**Exercise requirements**
Produce a word-for-word copy of the listing below without its pictures.

**Records for this task**
[Begin]

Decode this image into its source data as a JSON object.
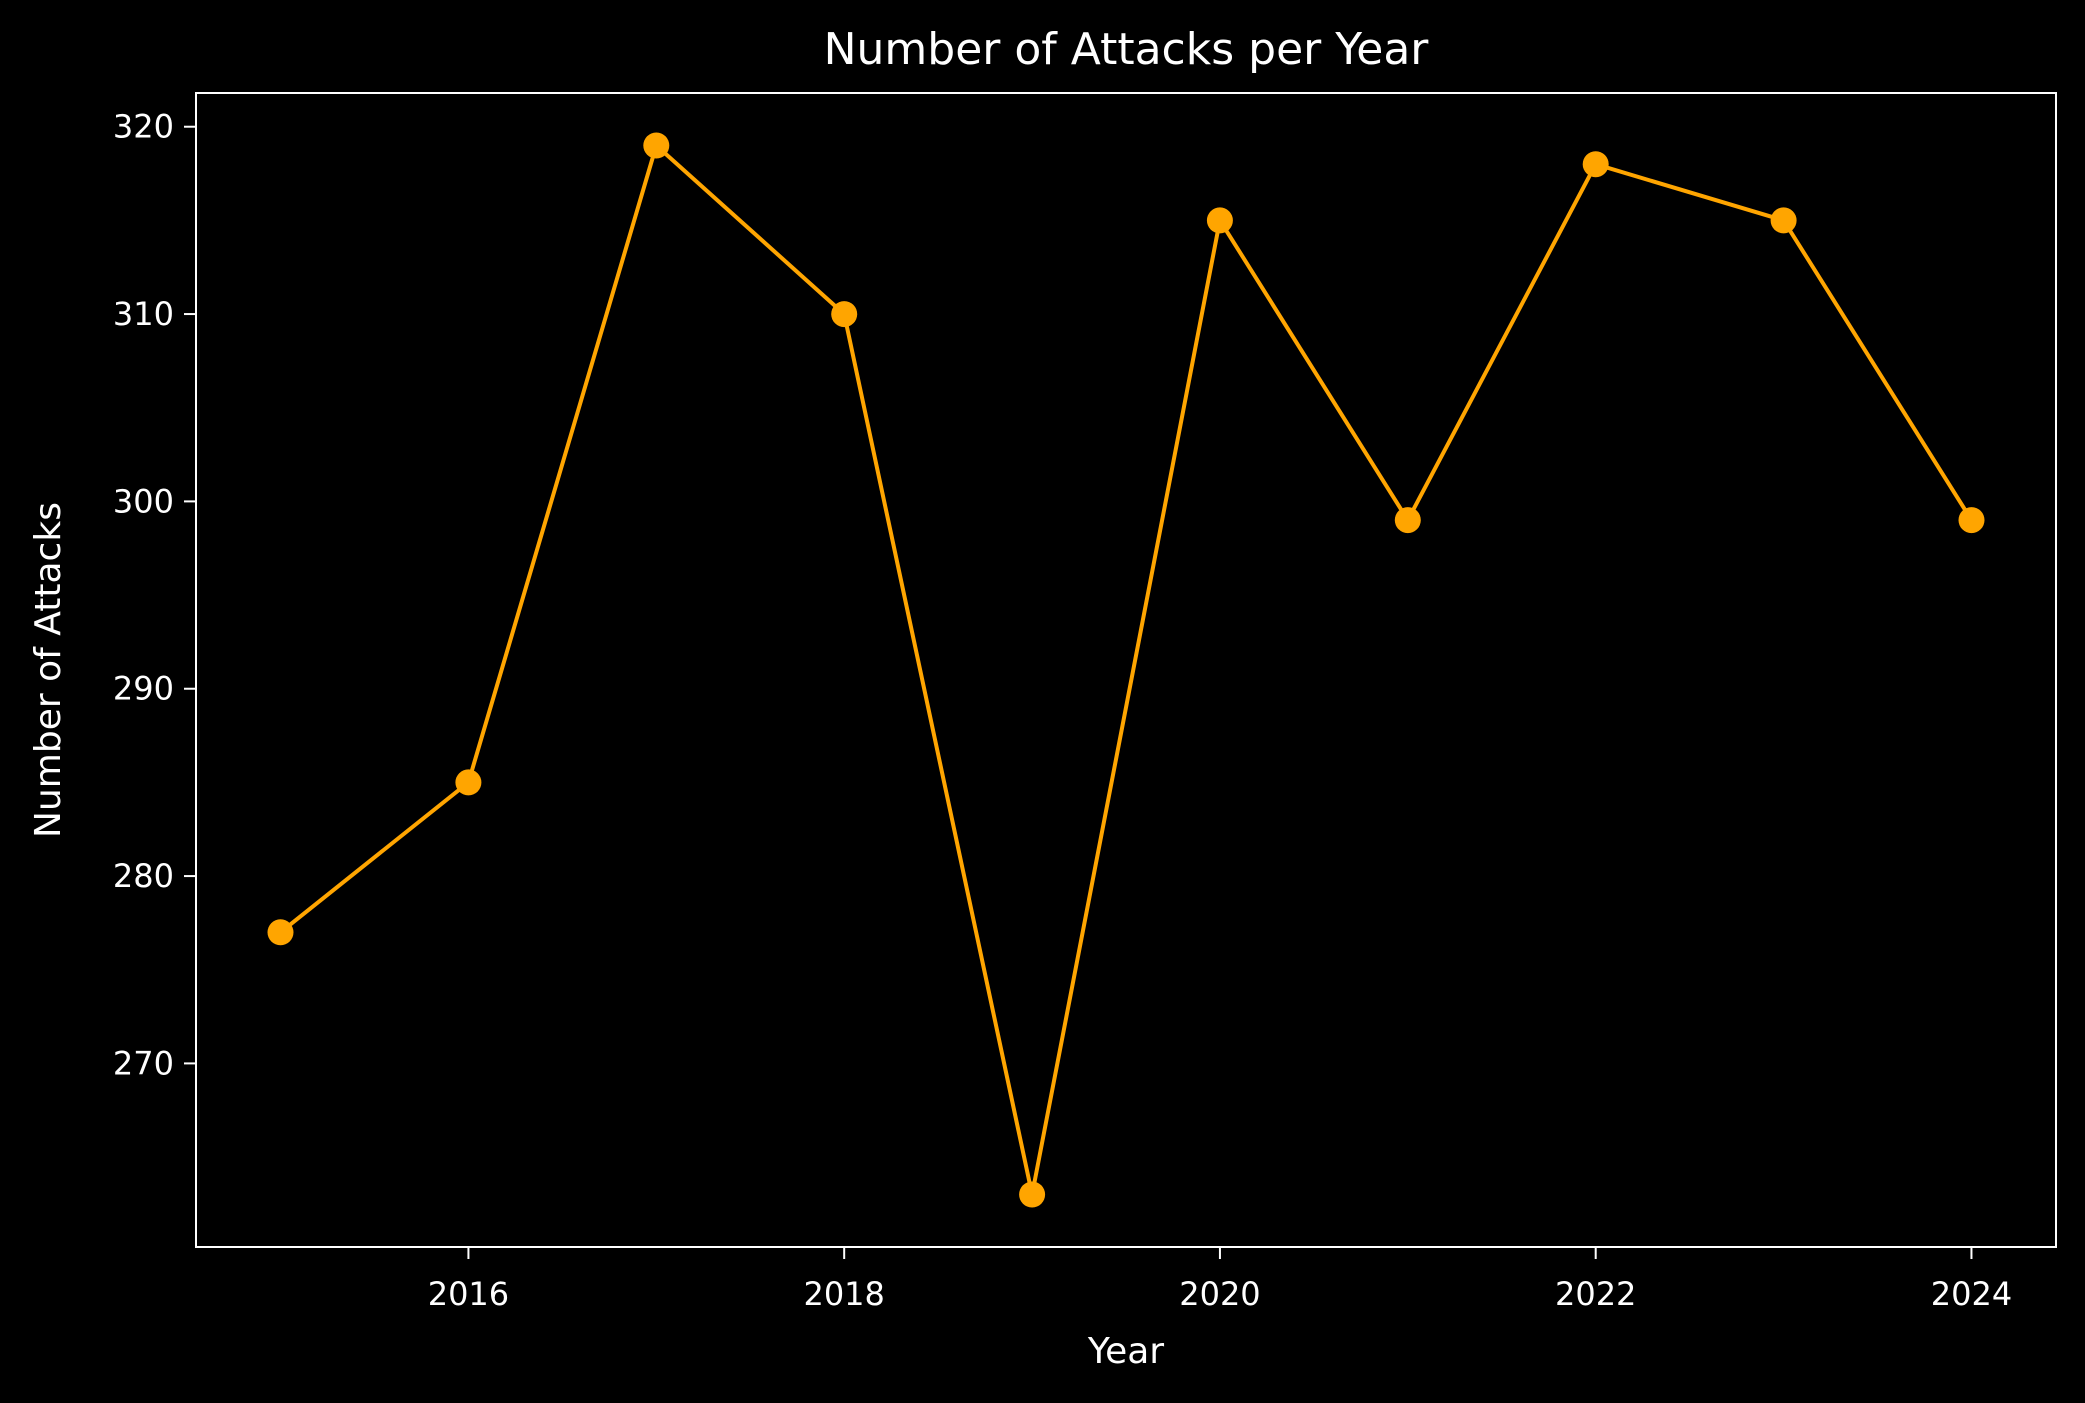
{
  "chart_data": {
    "type": "line",
    "title": "Number of Attacks per Year",
    "xlabel": "Year",
    "ylabel": "Number of Attacks",
    "x": [
      2015,
      2016,
      2017,
      2018,
      2019,
      2020,
      2021,
      2022,
      2023,
      2024
    ],
    "series": [
      {
        "values": [
          277,
          285,
          319,
          310,
          263,
          315,
          299,
          318,
          315,
          299
        ],
        "color": "#ffa500",
        "marker": "circle"
      }
    ],
    "xticks": [
      2016,
      2018,
      2020,
      2022,
      2024
    ],
    "yticks": [
      270,
      280,
      290,
      300,
      310,
      320
    ],
    "xlim": [
      2014.55,
      2024.45
    ],
    "ylim": [
      260.2,
      321.8
    ],
    "grid": false,
    "background_color": "#000000",
    "foreground_color": "#ffffff"
  }
}
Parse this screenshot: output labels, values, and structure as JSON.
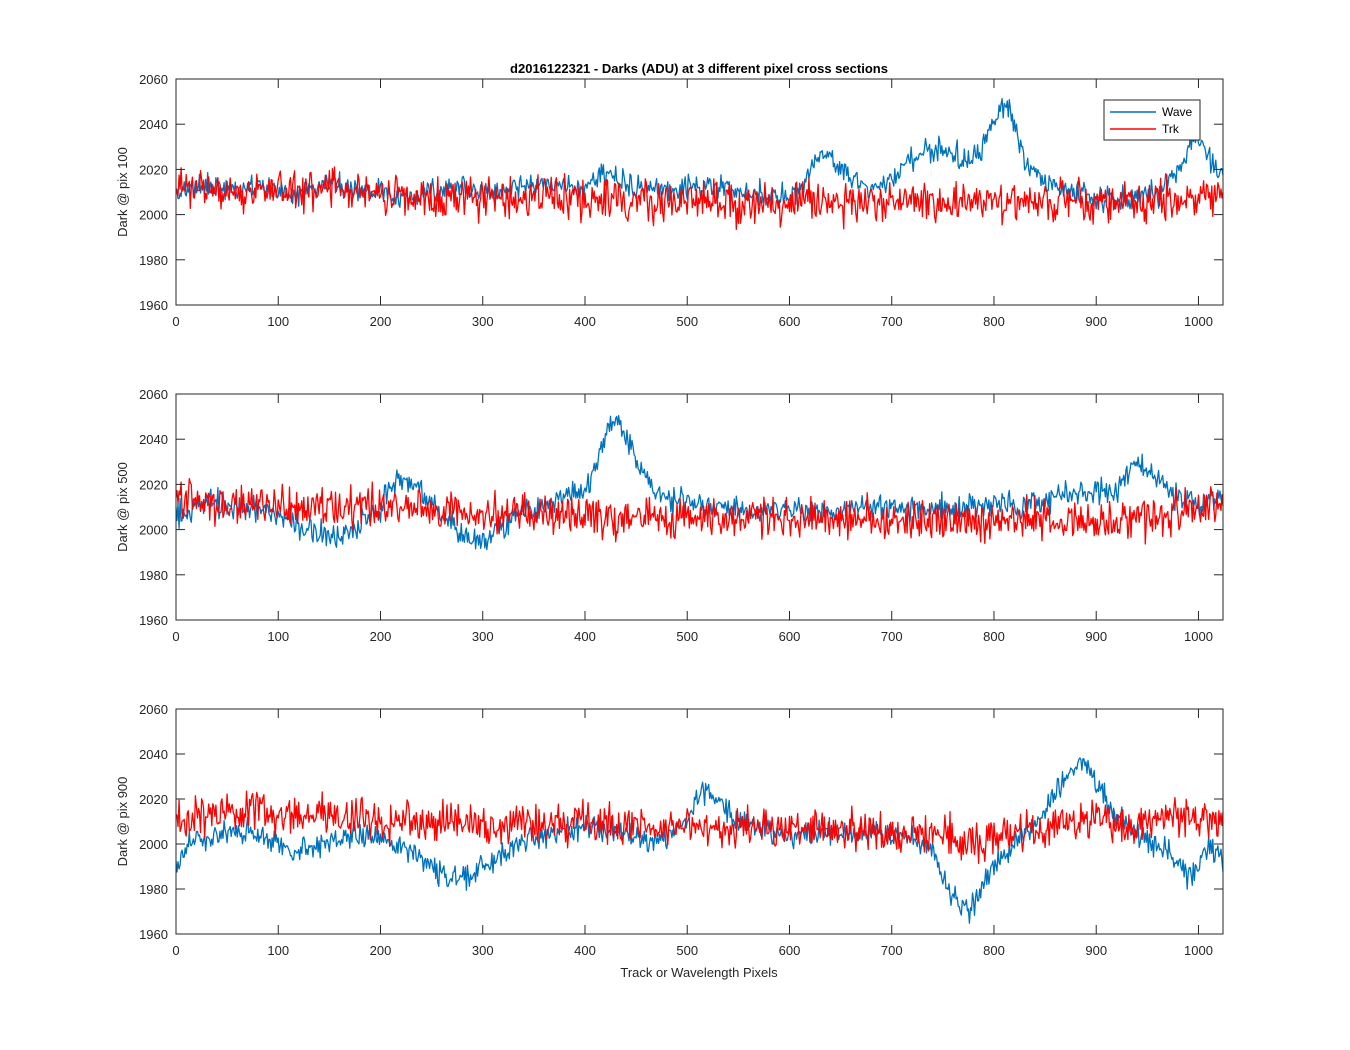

[End]

**Solution to the exercise**
Decode this image into its source data as a JSON object.
{
  "chart_data": {
    "type": "line",
    "title": "Number of Attacks per Year",
    "xlabel": "Year",
    "ylabel": "Number of Attacks",
    "x": [
      2015,
      2016,
      2017,
      2018,
      2019,
      2020,
      2021,
      2022,
      2023,
      2024
    ],
    "series": [
      {
        "values": [
          277,
          285,
          319,
          310,
          263,
          315,
          299,
          318,
          315,
          299
        ],
        "color": "#ffa500",
        "marker": "circle"
      }
    ],
    "xticks": [
      2016,
      2018,
      2020,
      2022,
      2024
    ],
    "yticks": [
      270,
      280,
      290,
      300,
      310,
      320
    ],
    "xlim": [
      2014.55,
      2024.45
    ],
    "ylim": [
      260.2,
      321.8
    ],
    "grid": false,
    "background_color": "#000000",
    "foreground_color": "#ffffff"
  }
}
Parse this screenshot: output labels, values, and structure as JSON.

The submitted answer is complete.